# Goal:
Pick up the blog post below about slow-cooker enchilada casserole after its last sentence and carry it forward in the same voice.

Start of Text extract

April 29, 2014 at 1:00 am

Maureen Tisdale

Let's Talk Food: Slow-Cooker Enchilada Casserole, and what are your easy versions of dishes?

I prefer tomatoes and green chiles in place of the original recipe's suggestion of jarred jalapenos, which I've tried and found too assertive. They look better for pictures though! (Maureen Tisdale)

“Ooh, this is a treat.”

Is there a better reaction to your husband finding out what you’re serving for lunch?

My husband loves Mexican food, and taco salad (for me) and burritos for him are guaranteed winners. They’re also a bit of a pain; we’re picky as to how we like them, and it’s a lot of dicing and separate ingredients stored carefully to make fresh each meal.

Fortunately, I found a recipe in “Slow Cooker Revolution Volume 2” from the editors at America’s Test Kitchen that gives us a quick hit of Mexican with many added advantages:

■it can be made ahead and is an easy crowd-pleaser for casual company (I’ve lost count how many times I’ve made it for friends and family)

■unlike taco salad or burritos, it’s a one-dish wonder that can be reheated with little additional work (just sour cream and fresh cilantro to brighten it up)

■it’s super-flexible: with its fully cooked ingredients, the usually 2 to 3 hour cook time on low can be sped up (it heated well on high for 45 minutes for the lunch I was responsible for during our family Thanksgiving trip), it probably would translate easily to oven-baking for the non-slow-cooker crowd and this weekend I found it actually was both tastier and had a better mouth feel than previous versions when it’s left on warm for a few hours (after we had it for lunch, I left it on warm for the babysitter for dinner hours later as we headed to our friends Scott and Holly’s lovely wedding; the sitter put the leftovers in the fridge that evening, and when I had a helping the next day, I was surprised to find the dish actually seemed to condense into a wonderful casserole without drying out).

End of Text extract
Start of Supplied material

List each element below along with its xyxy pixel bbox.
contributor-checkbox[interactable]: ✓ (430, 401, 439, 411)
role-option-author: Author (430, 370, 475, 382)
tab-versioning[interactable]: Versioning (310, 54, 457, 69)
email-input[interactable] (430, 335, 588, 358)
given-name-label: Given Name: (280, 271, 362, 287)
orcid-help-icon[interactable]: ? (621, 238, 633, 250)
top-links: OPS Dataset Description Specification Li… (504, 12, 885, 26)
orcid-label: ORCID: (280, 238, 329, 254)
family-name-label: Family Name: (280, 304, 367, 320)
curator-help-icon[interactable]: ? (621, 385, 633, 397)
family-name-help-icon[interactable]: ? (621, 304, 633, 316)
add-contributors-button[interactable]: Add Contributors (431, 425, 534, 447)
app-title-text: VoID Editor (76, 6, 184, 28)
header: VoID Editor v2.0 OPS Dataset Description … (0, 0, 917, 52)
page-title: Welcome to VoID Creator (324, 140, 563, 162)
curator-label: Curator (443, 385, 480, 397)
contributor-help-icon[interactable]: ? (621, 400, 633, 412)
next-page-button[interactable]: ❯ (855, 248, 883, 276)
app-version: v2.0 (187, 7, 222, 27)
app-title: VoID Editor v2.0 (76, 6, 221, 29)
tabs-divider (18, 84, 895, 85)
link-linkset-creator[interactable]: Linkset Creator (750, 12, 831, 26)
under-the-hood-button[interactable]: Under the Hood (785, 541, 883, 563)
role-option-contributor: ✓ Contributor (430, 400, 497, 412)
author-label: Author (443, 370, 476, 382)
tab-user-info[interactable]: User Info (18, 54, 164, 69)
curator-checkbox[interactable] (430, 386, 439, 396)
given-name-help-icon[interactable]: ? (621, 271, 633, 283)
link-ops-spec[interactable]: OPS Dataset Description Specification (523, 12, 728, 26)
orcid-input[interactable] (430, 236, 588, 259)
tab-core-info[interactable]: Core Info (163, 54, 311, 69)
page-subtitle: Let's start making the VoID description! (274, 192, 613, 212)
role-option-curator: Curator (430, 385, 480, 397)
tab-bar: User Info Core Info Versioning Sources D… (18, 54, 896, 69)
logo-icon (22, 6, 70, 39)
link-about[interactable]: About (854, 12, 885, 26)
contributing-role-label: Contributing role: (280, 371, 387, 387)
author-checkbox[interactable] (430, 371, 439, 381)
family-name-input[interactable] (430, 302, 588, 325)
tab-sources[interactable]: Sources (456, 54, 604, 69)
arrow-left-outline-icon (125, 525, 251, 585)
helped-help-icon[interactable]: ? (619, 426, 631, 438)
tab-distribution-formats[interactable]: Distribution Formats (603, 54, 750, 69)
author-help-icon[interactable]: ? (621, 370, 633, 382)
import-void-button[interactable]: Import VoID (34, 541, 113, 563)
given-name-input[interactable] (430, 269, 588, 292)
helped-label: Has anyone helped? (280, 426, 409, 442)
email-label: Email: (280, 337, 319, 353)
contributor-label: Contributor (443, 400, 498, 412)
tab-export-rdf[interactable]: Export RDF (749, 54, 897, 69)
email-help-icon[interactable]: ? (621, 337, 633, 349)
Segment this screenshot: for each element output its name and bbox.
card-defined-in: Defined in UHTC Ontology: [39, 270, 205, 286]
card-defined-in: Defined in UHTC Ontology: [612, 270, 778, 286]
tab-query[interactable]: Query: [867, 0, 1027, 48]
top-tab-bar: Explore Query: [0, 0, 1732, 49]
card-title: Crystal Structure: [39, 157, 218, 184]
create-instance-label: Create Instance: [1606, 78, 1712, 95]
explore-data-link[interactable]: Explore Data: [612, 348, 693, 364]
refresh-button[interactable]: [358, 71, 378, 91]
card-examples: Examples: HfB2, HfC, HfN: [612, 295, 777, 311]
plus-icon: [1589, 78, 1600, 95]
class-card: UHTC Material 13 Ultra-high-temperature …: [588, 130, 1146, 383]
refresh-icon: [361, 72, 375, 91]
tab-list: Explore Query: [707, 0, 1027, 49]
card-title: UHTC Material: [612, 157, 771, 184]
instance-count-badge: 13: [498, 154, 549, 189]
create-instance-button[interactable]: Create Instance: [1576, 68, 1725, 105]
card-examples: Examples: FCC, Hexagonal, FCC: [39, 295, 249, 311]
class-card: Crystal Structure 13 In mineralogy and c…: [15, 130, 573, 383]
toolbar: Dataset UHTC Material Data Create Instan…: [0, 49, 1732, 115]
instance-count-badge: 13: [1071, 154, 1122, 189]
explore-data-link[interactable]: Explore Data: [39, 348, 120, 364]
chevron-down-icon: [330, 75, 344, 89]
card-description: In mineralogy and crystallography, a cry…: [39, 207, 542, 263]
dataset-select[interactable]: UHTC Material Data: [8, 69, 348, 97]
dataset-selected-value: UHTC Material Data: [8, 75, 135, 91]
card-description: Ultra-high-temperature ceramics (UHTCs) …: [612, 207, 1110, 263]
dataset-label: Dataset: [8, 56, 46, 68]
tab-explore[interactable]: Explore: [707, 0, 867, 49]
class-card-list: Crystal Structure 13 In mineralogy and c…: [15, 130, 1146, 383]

End of Supplied material

# Solved exercise:
I’ve played with the recipe to increase the flavor, cheesiness, veggie quotient (tomatoes!) and moisture to our liking, and to dial down the heat a little. One of the best tweaks was inspired by Let’s Talk Food reader Matt Turner, who shared in the comments to the LTF requesting reader suggestions for an international potluck that frying tortillas in lard made a difference in the enchiladas he and his fiancee had for their engagement party. I liked the idea of moistening and flavoring the plain soft corn tortillas with a bit of fat, but didn’t want to go quite so far calorically, so I borrowed from the idea by brushing them with olive oil (or, in a pinch this weekend, spraying them with cooking spray oil). What a huge impact on the taste and texture!

But part of why I wanted to share this easy recipe with you (in addition to using it as an opportunity to ask for your easy versions of well-known dishes) was because there were so many tips and tricks I learned from this recipe in the book (God bless those American Test Kitchen peeps — Kate likes ‘em too, wrote about their Skillet Lemon Souffle recently) that can translate to other slow-cooker dishes:

■Microwaving ground beef, rather than browning it in a frying pan, firms it up so it does not turn into that mealy, grainy mess it can in the slow-cooker; I‘m eager to apply this to slow-cooker chili come fall.

■Making a foil collar (essentially just layered foil) and lining it back against the side of the cooker opposite the controls protects from burning, as dishes typically do right there where many cookers run a bit hotter. This trick has saved my Slow-Cooker Oats with Cashew Butter and Banana and Slow-Cooker Pizza Lasagna, in addition to this Enchilada Casserole.

■You can freeze leftover corn tortillas (which you likely will, as they come in packages of 24 to 36 minimum in my experience) by placing them between pieces of wax or parchment paper in a zipper-lock freezer back, up to 12 per stack. You can then defrost four to six at a time in the microwave at 50 percent power until thawed, 10 to 20 seconds per stack.

With all its tips (keep in mind these are all from one recipe — and the book has more than 200 recipes), the cookbook is the gift that keeps on giving..

As for the dish itself, when I made it for my husband and his mom during a recent visit and asked afterward how much was left, indicating I thought it might last for days, he laughed.

I decided to delight in his enjoyment rather than rue that it wouldn’t stretch through the week quite as planned.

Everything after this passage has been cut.